Saved entries:
----

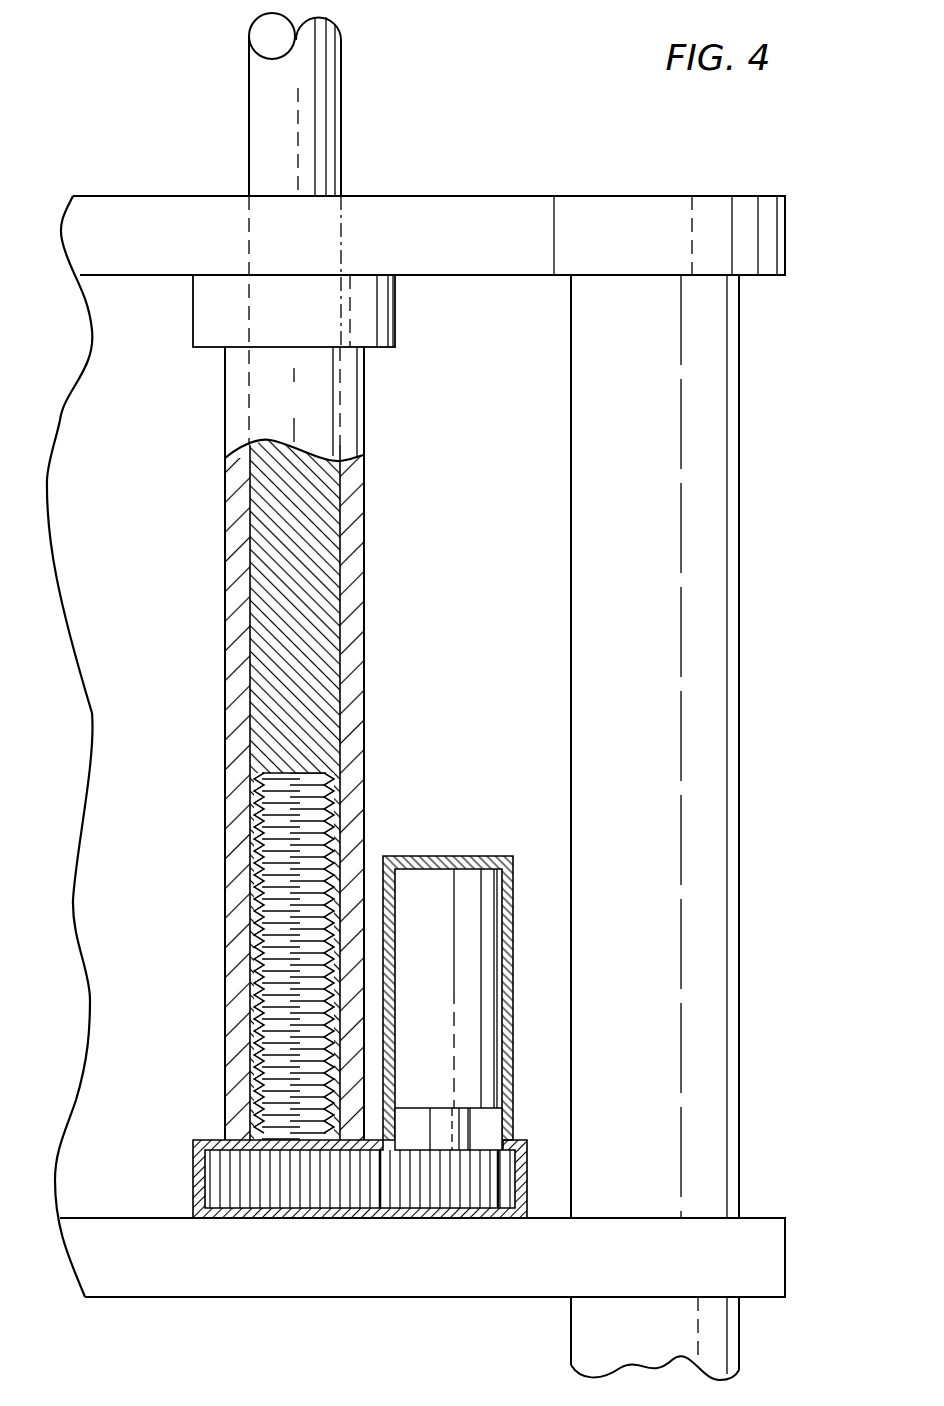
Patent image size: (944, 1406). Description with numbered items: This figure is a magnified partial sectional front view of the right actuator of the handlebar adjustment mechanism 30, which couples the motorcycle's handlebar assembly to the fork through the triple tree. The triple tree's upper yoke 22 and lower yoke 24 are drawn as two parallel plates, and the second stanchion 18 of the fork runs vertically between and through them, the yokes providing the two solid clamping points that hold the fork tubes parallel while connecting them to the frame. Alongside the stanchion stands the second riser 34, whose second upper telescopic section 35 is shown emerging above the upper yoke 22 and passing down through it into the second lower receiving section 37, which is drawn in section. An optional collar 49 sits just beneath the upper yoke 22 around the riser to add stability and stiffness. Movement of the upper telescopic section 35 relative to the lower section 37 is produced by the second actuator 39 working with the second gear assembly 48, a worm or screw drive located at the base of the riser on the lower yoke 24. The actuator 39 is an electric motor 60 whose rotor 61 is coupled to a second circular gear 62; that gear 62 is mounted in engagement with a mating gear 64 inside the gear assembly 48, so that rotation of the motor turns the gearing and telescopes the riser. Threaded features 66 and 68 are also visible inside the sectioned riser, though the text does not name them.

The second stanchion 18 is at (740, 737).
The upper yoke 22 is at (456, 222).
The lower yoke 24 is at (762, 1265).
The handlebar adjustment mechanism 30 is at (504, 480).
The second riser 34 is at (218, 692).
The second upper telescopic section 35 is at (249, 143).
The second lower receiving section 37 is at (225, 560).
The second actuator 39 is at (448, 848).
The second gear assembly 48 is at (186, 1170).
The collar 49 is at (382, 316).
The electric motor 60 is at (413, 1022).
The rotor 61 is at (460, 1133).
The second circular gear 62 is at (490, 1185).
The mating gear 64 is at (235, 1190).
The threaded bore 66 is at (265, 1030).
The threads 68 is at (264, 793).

----

• [PROBLEM TO SOLVE]:
How many lines of the records above contain the string "handlebar"? Reply with the number only.

• [SOLUTION TO THIS TASK]:
2